Instruction:
Copy every entry exactly as given, minus the images.

[Records from a data source]
==========

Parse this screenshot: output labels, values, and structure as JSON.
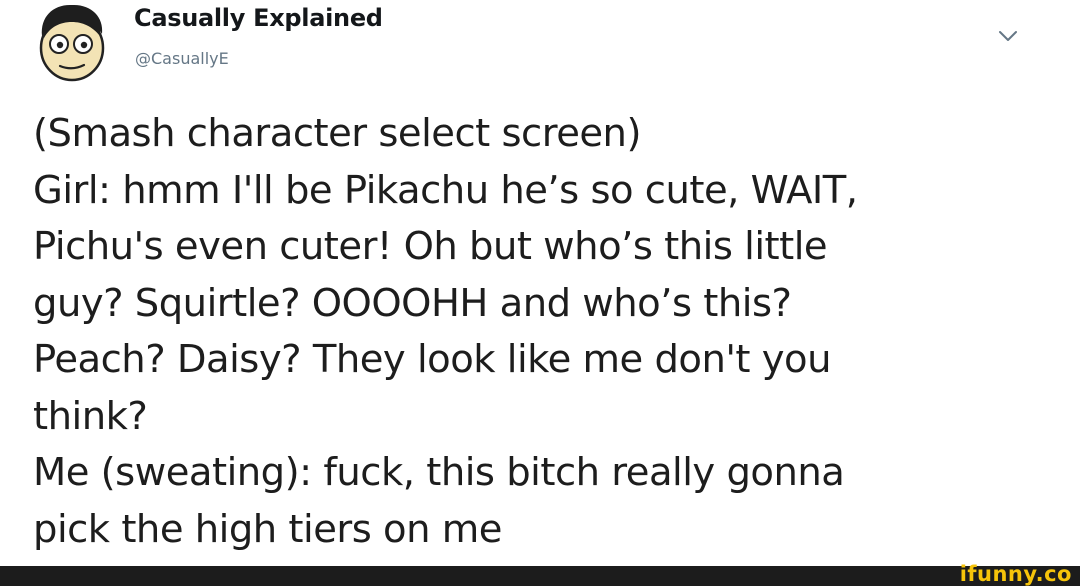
{
  "tweet": {
    "author_name": "Casually Explained",
    "author_handle": "@CasuallyE",
    "more_icon": "chevron-down-icon",
    "lines": [
      "(Smash character select screen)",
      "Girl: hmm I'll be Pikachu he’s so cute, WAIT,",
      "Pichu's even cuter! Oh but who’s this little",
      "guy? Squirtle? OOOOHH and who’s this?",
      "Peach? Daisy? They look like me don't you",
      "think?",
      "Me (sweating): fuck, this bitch really gonna",
      "pick the high tiers on me"
    ]
  },
  "footer": {
    "watermark": "ifunny.co",
    "watermark_color": "#f6c40a",
    "bar_color": "#1c1c1c"
  }
}
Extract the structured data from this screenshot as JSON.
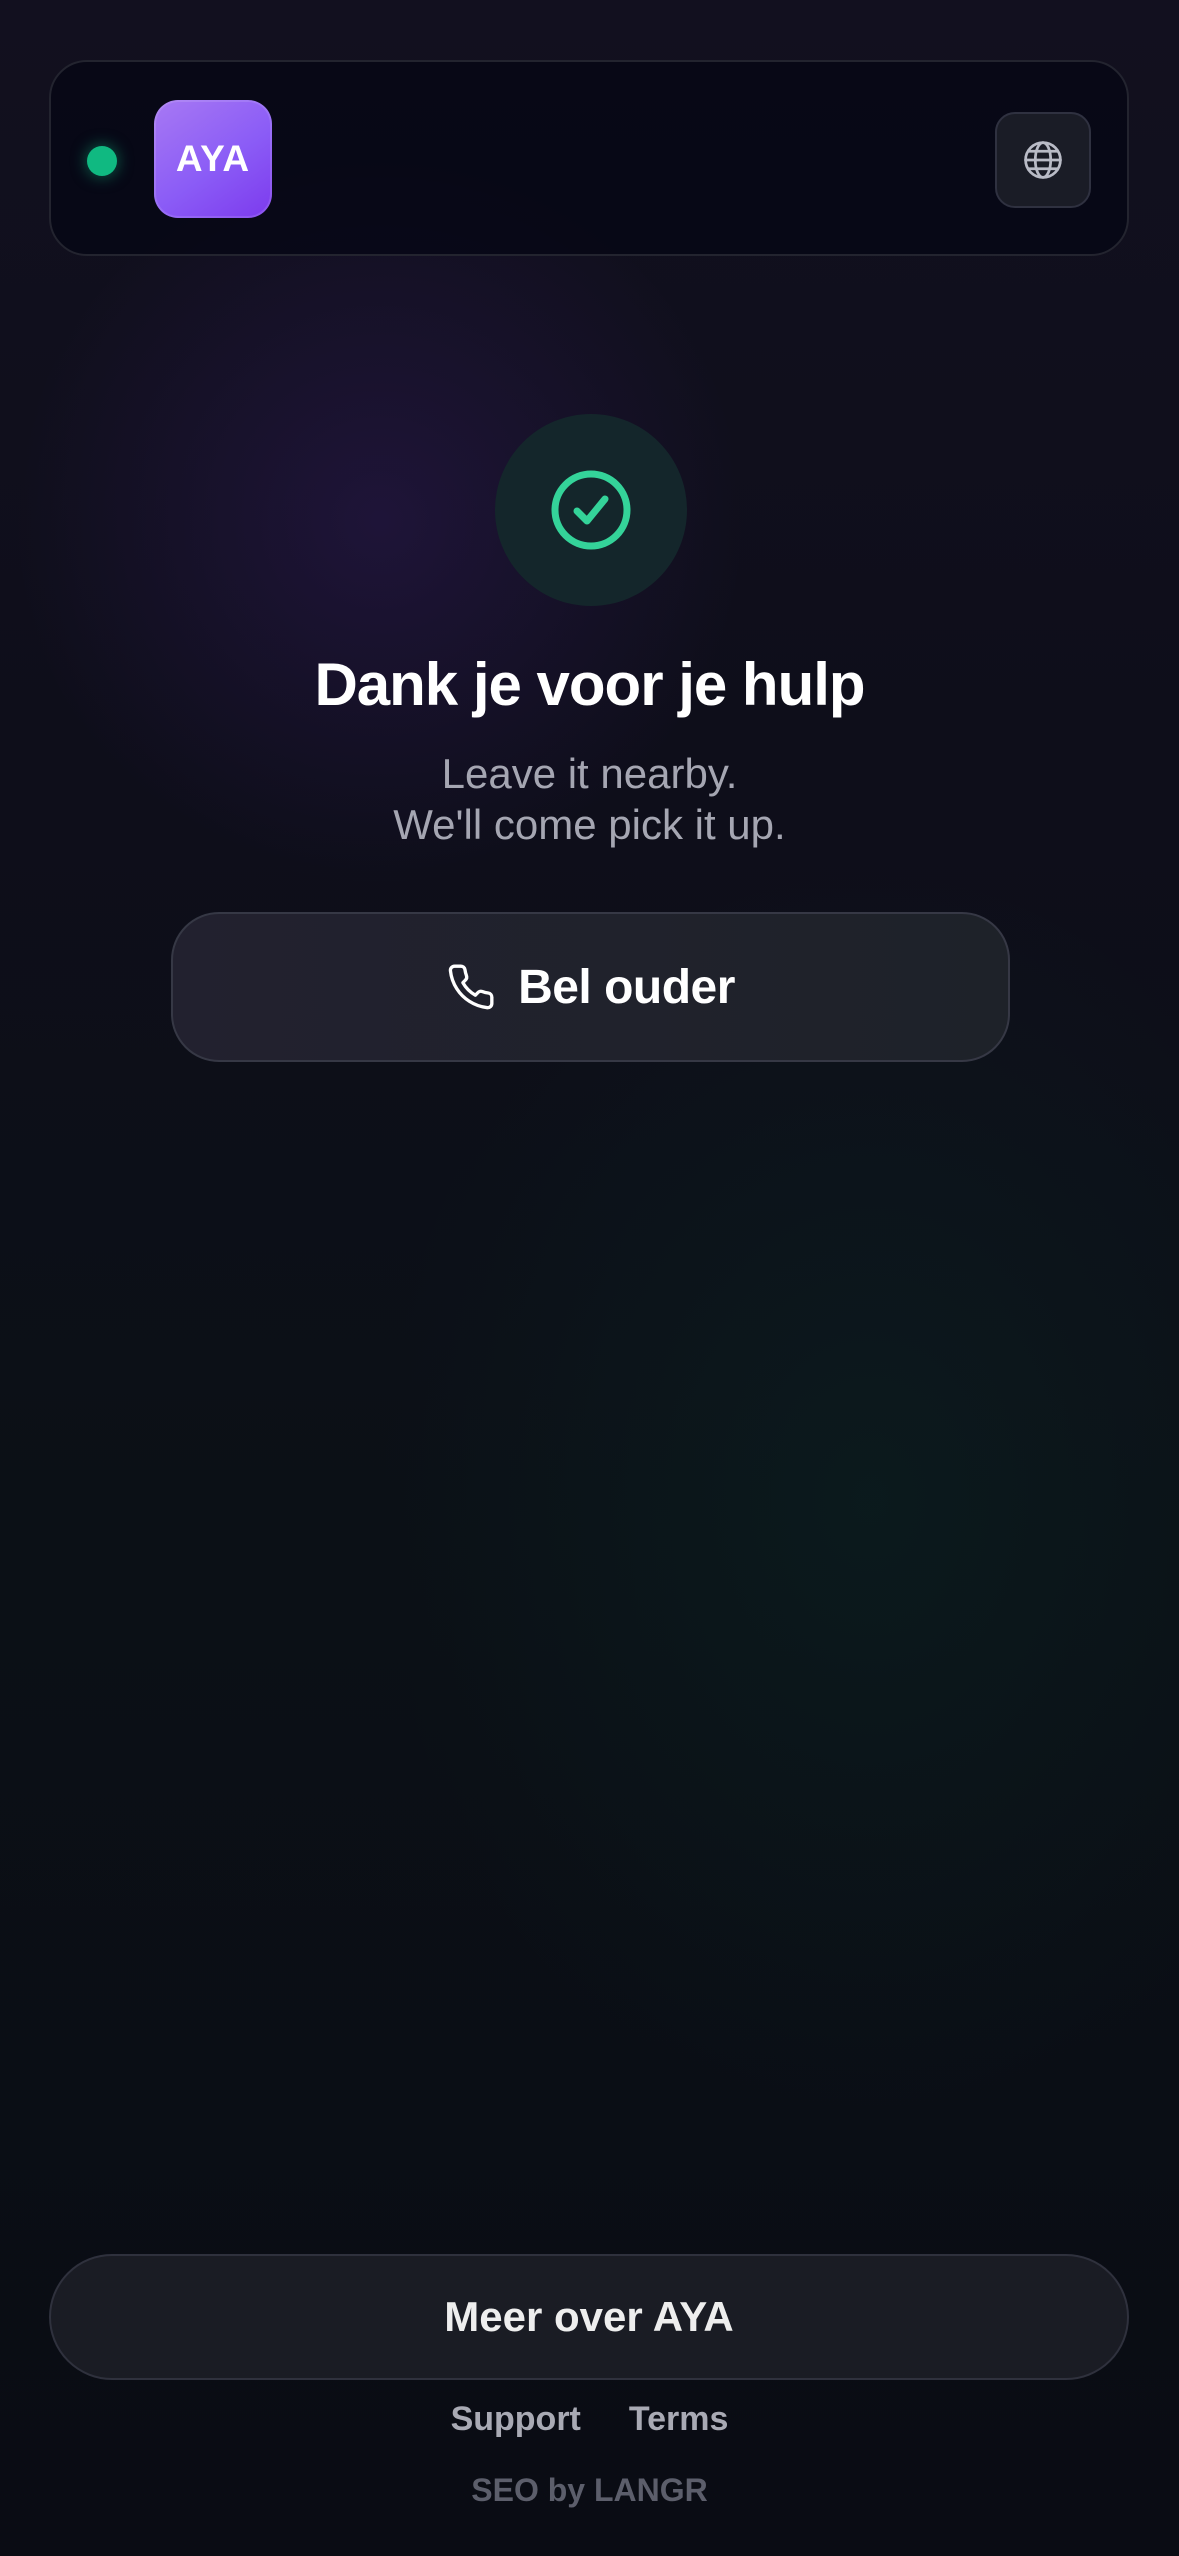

==========

The result:
Parse this screenshot: output labels, values, and structure as JSON.
{
  "tweet": {
    "author_name": "Casually Explained",
    "author_handle": "@CasuallyE",
    "more_icon": "chevron-down-icon",
    "lines": [
      "(Smash character select screen)",
      "Girl: hmm I'll be Pikachu he’s so cute, WAIT,",
      "Pichu's even cuter! Oh but who’s this little",
      "guy? Squirtle? OOOOHH and who’s this?",
      "Peach? Daisy? They look like me don't you",
      "think?",
      "Me (sweating): fuck, this bitch really gonna",
      "pick the high tiers on me"
    ]
  },
  "footer": {
    "watermark": "ifunny.co",
    "watermark_color": "#f6c40a",
    "bar_color": "#1c1c1c"
  }
}
Extract the structured data from this screenshot as JSON.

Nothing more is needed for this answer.